_Required task_
Report back each line of the records that contains the string "rongeurs".

_Raw records_
▬▬▬▬▬▬▬▬▬▬

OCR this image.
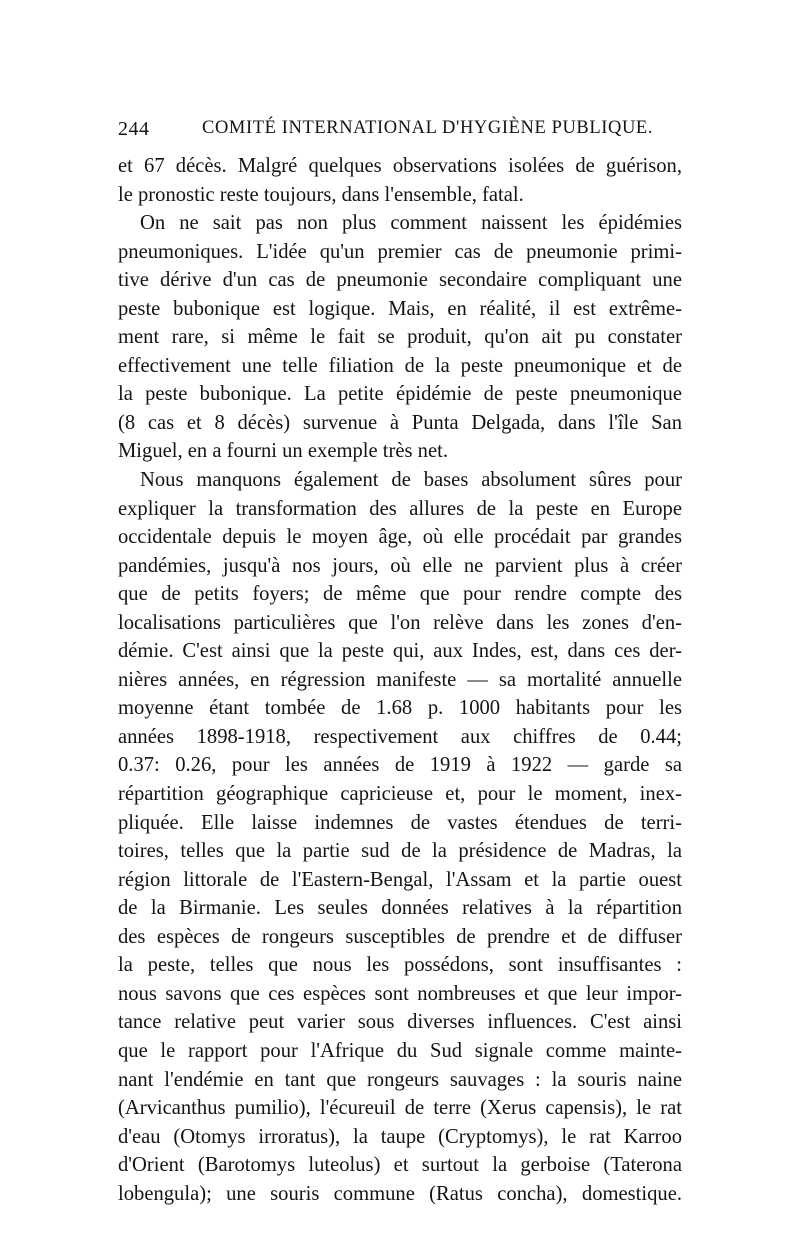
244	COMITÉ INTERNATIONAL D'HYGIÈNE PUBLIQUE.
et 67 décès. Malgré quelques observations isolées de guérison,
le pronostic reste toujours, dans l'ensemble, fatal.
On ne sait pas non plus comment naissent les épidémies
pneumoniques. L'idée qu'un premier cas de pneumonie primi-
tive dérive d'un cas de pneumonie secondaire compliquant une
peste bubonique est logique. Mais, en réalité, il est extrême-
ment rare, si même le fait se produit, qu'on ait pu constater
effectivement une telle filiation de la peste pneumonique et de
la peste bubonique. La petite épidémie de peste pneumonique
(8 cas et 8 décès) survenue à Punta Delgada, dans l'île San
Miguel, en a fourni un exemple très net.
Nous manquons également de bases absolument sûres pour
expliquer la transformation des allures de la peste en Europe
occidentale depuis le moyen âge, où elle procédait par grandes
pandémies, jusqu'à nos jours, où elle ne parvient plus à créer
que de petits foyers; de même que pour rendre compte des
localisations particulières que l'on relève dans les zones d'en-
démie. C'est ainsi que la peste qui, aux Indes, est, dans ces der-
nières années, en régression manifeste — sa mortalité annuelle
moyenne étant tombée de 1.68 p. 1000 habitants pour les
années 1898-1918, respectivement aux chiffres de 0.44;
0.37: 0.26, pour les années de 1919 à 1922 — garde sa
répartition géographique capricieuse et, pour le moment, inex-
pliquée. Elle laisse indemnes de vastes étendues de terri-
toires, telles que la partie sud de la présidence de Madras, la
région littorale de l'Eastern-Bengal, l'Assam et la partie ouest
de la Birmanie. Les seules données relatives à la répartition
des espèces de rongeurs susceptibles de prendre et de diffuser
la peste, telles que nous les possédons, sont insuffisantes :
nous savons que ces espèces sont nombreuses et que leur impor-
tance relative peut varier sous diverses influences. C'est ainsi
que le rapport pour l'Afrique du Sud signale comme mainte-
nant l'endémie en tant que rongeurs sauvages : la souris naine
(Arvicanthus pumilio), l'écureuil de terre (Xerus capensis), le rat
d'eau (Otomys irroratus), la taupe (Cryptomys), le rat Karroo
d'Orient (Barotomys luteolus) et surtout la gerboise (Taterona
lobengula); une souris commune (Ratus concha), domestique.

▬▬▬▬▬▬▬▬▬▬

_Reply_
des espèces de rongeurs susceptibles de prendre et de diffuser
nant l'endémie en tant que rongeurs sauvages : la souris naine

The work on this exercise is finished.